**Directive:** Write out every entry exactly as it stands.

**Source data:**
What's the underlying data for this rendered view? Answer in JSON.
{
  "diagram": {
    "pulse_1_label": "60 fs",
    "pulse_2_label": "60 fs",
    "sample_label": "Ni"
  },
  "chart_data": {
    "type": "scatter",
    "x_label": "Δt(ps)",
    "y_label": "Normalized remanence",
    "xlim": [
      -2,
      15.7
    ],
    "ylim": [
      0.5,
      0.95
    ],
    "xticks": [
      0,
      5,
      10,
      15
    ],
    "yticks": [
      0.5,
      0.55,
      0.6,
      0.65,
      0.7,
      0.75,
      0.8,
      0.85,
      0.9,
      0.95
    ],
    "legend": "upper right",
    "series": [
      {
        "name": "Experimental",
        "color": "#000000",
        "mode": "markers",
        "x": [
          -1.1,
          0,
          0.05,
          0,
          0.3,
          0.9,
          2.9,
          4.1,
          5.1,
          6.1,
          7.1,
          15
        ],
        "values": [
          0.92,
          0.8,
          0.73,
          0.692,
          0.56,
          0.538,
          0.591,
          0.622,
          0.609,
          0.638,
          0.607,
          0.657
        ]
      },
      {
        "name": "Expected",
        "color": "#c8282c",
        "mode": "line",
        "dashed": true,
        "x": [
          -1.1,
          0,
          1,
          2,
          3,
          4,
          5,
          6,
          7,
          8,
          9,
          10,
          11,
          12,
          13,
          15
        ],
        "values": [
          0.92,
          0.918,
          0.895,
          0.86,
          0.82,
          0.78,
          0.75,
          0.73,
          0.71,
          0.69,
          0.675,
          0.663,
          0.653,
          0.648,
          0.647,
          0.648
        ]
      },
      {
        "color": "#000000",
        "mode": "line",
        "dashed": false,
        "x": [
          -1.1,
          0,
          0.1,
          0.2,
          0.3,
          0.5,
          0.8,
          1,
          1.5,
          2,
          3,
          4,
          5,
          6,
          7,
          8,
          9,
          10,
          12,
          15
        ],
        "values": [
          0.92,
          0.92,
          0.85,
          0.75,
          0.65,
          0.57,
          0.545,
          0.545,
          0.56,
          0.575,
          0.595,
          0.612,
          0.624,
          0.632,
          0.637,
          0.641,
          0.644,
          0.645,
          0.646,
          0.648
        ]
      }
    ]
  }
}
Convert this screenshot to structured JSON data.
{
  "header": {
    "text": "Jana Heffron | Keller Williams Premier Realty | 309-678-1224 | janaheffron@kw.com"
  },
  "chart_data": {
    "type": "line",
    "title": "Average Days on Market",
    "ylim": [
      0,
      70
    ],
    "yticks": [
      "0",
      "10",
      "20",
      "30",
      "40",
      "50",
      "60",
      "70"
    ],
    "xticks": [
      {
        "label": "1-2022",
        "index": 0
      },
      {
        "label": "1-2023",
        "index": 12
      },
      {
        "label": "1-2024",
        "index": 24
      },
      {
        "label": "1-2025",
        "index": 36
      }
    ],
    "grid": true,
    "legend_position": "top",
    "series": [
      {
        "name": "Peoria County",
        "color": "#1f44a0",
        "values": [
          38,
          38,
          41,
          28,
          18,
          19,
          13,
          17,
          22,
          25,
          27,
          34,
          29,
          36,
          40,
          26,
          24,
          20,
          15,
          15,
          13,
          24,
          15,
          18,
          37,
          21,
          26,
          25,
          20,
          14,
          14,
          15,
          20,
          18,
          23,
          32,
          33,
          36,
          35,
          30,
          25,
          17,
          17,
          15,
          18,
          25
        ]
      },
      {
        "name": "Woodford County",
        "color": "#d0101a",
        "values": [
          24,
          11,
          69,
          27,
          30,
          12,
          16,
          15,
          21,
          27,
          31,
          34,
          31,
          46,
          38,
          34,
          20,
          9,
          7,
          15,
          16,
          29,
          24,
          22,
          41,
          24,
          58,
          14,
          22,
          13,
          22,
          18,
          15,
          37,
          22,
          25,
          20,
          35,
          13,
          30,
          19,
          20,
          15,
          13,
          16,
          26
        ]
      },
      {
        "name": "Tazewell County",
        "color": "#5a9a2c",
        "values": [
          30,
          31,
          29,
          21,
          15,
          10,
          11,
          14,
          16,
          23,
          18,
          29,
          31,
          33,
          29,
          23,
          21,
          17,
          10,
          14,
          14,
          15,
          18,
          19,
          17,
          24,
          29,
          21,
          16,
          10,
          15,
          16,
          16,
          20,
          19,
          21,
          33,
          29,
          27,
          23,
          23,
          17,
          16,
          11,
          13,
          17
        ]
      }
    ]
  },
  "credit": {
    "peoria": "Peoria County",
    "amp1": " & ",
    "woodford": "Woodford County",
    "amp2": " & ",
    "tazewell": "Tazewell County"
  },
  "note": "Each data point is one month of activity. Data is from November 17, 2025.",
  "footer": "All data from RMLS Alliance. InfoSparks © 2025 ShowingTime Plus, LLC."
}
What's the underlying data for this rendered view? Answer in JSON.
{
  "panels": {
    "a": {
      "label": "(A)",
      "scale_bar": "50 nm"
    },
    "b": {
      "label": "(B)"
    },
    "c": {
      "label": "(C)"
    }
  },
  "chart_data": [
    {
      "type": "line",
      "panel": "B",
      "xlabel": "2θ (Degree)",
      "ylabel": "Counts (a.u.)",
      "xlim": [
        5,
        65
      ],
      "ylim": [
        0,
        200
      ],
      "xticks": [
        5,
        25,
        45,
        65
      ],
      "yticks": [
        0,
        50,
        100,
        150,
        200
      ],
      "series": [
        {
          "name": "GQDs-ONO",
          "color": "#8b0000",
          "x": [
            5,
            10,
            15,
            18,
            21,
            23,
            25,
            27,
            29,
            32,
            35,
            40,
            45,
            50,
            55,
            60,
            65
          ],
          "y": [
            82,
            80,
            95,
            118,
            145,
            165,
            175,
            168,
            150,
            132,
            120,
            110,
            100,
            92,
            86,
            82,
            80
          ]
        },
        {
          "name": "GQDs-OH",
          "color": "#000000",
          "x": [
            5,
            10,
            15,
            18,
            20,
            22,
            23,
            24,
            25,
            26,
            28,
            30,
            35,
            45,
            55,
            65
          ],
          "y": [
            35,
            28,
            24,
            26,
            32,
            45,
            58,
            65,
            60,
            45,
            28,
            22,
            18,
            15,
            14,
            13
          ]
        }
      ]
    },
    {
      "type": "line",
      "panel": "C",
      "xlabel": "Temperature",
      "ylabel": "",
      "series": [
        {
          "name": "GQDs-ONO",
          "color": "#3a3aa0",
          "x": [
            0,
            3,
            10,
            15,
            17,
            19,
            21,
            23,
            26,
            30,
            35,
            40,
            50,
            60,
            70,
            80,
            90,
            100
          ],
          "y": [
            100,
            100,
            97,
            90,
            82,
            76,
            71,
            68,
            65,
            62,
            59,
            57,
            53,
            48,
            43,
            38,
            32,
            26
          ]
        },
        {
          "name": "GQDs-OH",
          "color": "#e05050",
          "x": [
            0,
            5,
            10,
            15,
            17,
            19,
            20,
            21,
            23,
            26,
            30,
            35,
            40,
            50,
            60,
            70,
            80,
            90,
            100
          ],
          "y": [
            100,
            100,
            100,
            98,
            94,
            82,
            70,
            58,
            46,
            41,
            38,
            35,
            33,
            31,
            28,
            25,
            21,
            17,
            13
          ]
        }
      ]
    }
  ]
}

**Output below:**
What's the underlying data for this rendered view? Answer in JSON.
{
  "diagram": {
    "pulse_1_label": "60 fs",
    "pulse_2_label": "60 fs",
    "sample_label": "Ni"
  },
  "chart_data": {
    "type": "scatter",
    "x_label": "Δt(ps)",
    "y_label": "Normalized remanence",
    "xlim": [
      -2,
      15.7
    ],
    "ylim": [
      0.5,
      0.95
    ],
    "xticks": [
      0,
      5,
      10,
      15
    ],
    "yticks": [
      0.5,
      0.55,
      0.6,
      0.65,
      0.7,
      0.75,
      0.8,
      0.85,
      0.9,
      0.95
    ],
    "legend": "upper right",
    "series": [
      {
        "name": "Experimental",
        "color": "#000000",
        "mode": "markers",
        "x": [
          -1.1,
          0,
          0.05,
          0,
          0.3,
          0.9,
          2.9,
          4.1,
          5.1,
          6.1,
          7.1,
          15
        ],
        "values": [
          0.92,
          0.8,
          0.73,
          0.692,
          0.56,
          0.538,
          0.591,
          0.622,
          0.609,
          0.638,
          0.607,
          0.657
        ]
      },
      {
        "name": "Expected",
        "color": "#c8282c",
        "mode": "line",
        "dashed": true,
        "x": [
          -1.1,
          0,
          1,
          2,
          3,
          4,
          5,
          6,
          7,
          8,
          9,
          10,
          11,
          12,
          13,
          15
        ],
        "values": [
          0.92,
          0.918,
          0.895,
          0.86,
          0.82,
          0.78,
          0.75,
          0.73,
          0.71,
          0.69,
          0.675,
          0.663,
          0.653,
          0.648,
          0.647,
          0.648
        ]
      },
      {
        "color": "#000000",
        "mode": "line",
        "dashed": false,
        "x": [
          -1.1,
          0,
          0.1,
          0.2,
          0.3,
          0.5,
          0.8,
          1,
          1.5,
          2,
          3,
          4,
          5,
          6,
          7,
          8,
          9,
          10,
          12,
          15
        ],
        "values": [
          0.92,
          0.92,
          0.85,
          0.75,
          0.65,
          0.57,
          0.545,
          0.545,
          0.56,
          0.575,
          0.595,
          0.612,
          0.624,
          0.632,
          0.637,
          0.641,
          0.644,
          0.645,
          0.646,
          0.648
        ]
      }
    ]
  }
}
Convert this screenshot to structured JSON data.
{
  "header": {
    "text": "Jana Heffron | Keller Williams Premier Realty | 309-678-1224 | janaheffron@kw.com"
  },
  "chart_data": {
    "type": "line",
    "title": "Average Days on Market",
    "ylim": [
      0,
      70
    ],
    "yticks": [
      "0",
      "10",
      "20",
      "30",
      "40",
      "50",
      "60",
      "70"
    ],
    "xticks": [
      {
        "label": "1-2022",
        "index": 0
      },
      {
        "label": "1-2023",
        "index": 12
      },
      {
        "label": "1-2024",
        "index": 24
      },
      {
        "label": "1-2025",
        "index": 36
      }
    ],
    "grid": true,
    "legend_position": "top",
    "series": [
      {
        "name": "Peoria County",
        "color": "#1f44a0",
        "values": [
          38,
          38,
          41,
          28,
          18,
          19,
          13,
          17,
          22,
          25,
          27,
          34,
          29,
          36,
          40,
          26,
          24,
          20,
          15,
          15,
          13,
          24,
          15,
          18,
          37,
          21,
          26,
          25,
          20,
          14,
          14,
          15,
          20,
          18,
          23,
          32,
          33,
          36,
          35,
          30,
          25,
          17,
          17,
          15,
          18,
          25
        ]
      },
      {
        "name": "Woodford County",
        "color": "#d0101a",
        "values": [
          24,
          11,
          69,
          27,
          30,
          12,
          16,
          15,
          21,
          27,
          31,
          34,
          31,
          46,
          38,
          34,
          20,
          9,
          7,
          15,
          16,
          29,
          24,
          22,
          41,
          24,
          58,
          14,
          22,
          13,
          22,
          18,
          15,
          37,
          22,
          25,
          20,
          35,
          13,
          30,
          19,
          20,
          15,
          13,
          16,
          26
        ]
      },
      {
        "name": "Tazewell County",
        "color": "#5a9a2c",
        "values": [
          30,
          31,
          29,
          21,
          15,
          10,
          11,
          14,
          16,
          23,
          18,
          29,
          31,
          33,
          29,
          23,
          21,
          17,
          10,
          14,
          14,
          15,
          18,
          19,
          17,
          24,
          29,
          21,
          16,
          10,
          15,
          16,
          16,
          20,
          19,
          21,
          33,
          29,
          27,
          23,
          23,
          17,
          16,
          11,
          13,
          17
        ]
      }
    ]
  },
  "credit": {
    "peoria": "Peoria County",
    "amp1": " & ",
    "woodford": "Woodford County",
    "amp2": " & ",
    "tazewell": "Tazewell County"
  },
  "note": "Each data point is one month of activity. Data is from November 17, 2025.",
  "footer": "All data from RMLS Alliance. InfoSparks © 2025 ShowingTime Plus, LLC."
}
What's the underlying data for this rendered view? Answer in JSON.
{
  "panels": {
    "a": {
      "label": "(A)",
      "scale_bar": "50 nm"
    },
    "b": {
      "label": "(B)"
    },
    "c": {
      "label": "(C)"
    }
  },
  "chart_data": [
    {
      "type": "line",
      "panel": "B",
      "xlabel": "2θ (Degree)",
      "ylabel": "Counts (a.u.)",
      "xlim": [
        5,
        65
      ],
      "ylim": [
        0,
        200
      ],
      "xticks": [
        5,
        25,
        45,
        65
      ],
      "yticks": [
        0,
        50,
        100,
        150,
        200
      ],
      "series": [
        {
          "name": "GQDs-ONO",
          "color": "#8b0000",
          "x": [
            5,
            10,
            15,
            18,
            21,
            23,
            25,
            27,
            29,
            32,
            35,
            40,
            45,
            50,
            55,
            60,
            65
          ],
          "y": [
            82,
            80,
            95,
            118,
            145,
            165,
            175,
            168,
            150,
            132,
            120,
            110,
            100,
            92,
            86,
            82,
            80
          ]
        },
        {
          "name": "GQDs-OH",
          "color": "#000000",
          "x": [
            5,
            10,
            15,
            18,
            20,
            22,
            23,
            24,
            25,
            26,
            28,
            30,
            35,
            45,
            55,
            65
          ],
          "y": [
            35,
            28,
            24,
            26,
            32,
            45,
            58,
            65,
            60,
            45,
            28,
            22,
            18,
            15,
            14,
            13
          ]
        }
      ]
    },
    {
      "type": "line",
      "panel": "C",
      "xlabel": "Temperature",
      "ylabel": "",
      "series": [
        {
          "name": "GQDs-ONO",
          "color": "#3a3aa0",
          "x": [
            0,
            3,
            10,
            15,
            17,
            19,
            21,
            23,
            26,
            30,
            35,
            40,
            50,
            60,
            70,
            80,
            90,
            100
          ],
          "y": [
            100,
            100,
            97,
            90,
            82,
            76,
            71,
            68,
            65,
            62,
            59,
            57,
            53,
            48,
            43,
            38,
            32,
            26
          ]
        },
        {
          "name": "GQDs-OH",
          "color": "#e05050",
          "x": [
            0,
            5,
            10,
            15,
            17,
            19,
            20,
            21,
            23,
            26,
            30,
            35,
            40,
            50,
            60,
            70,
            80,
            90,
            100
          ],
          "y": [
            100,
            100,
            100,
            98,
            94,
            82,
            70,
            58,
            46,
            41,
            38,
            35,
            33,
            31,
            28,
            25,
            21,
            17,
            13
          ]
        }
      ]
    }
  ]
}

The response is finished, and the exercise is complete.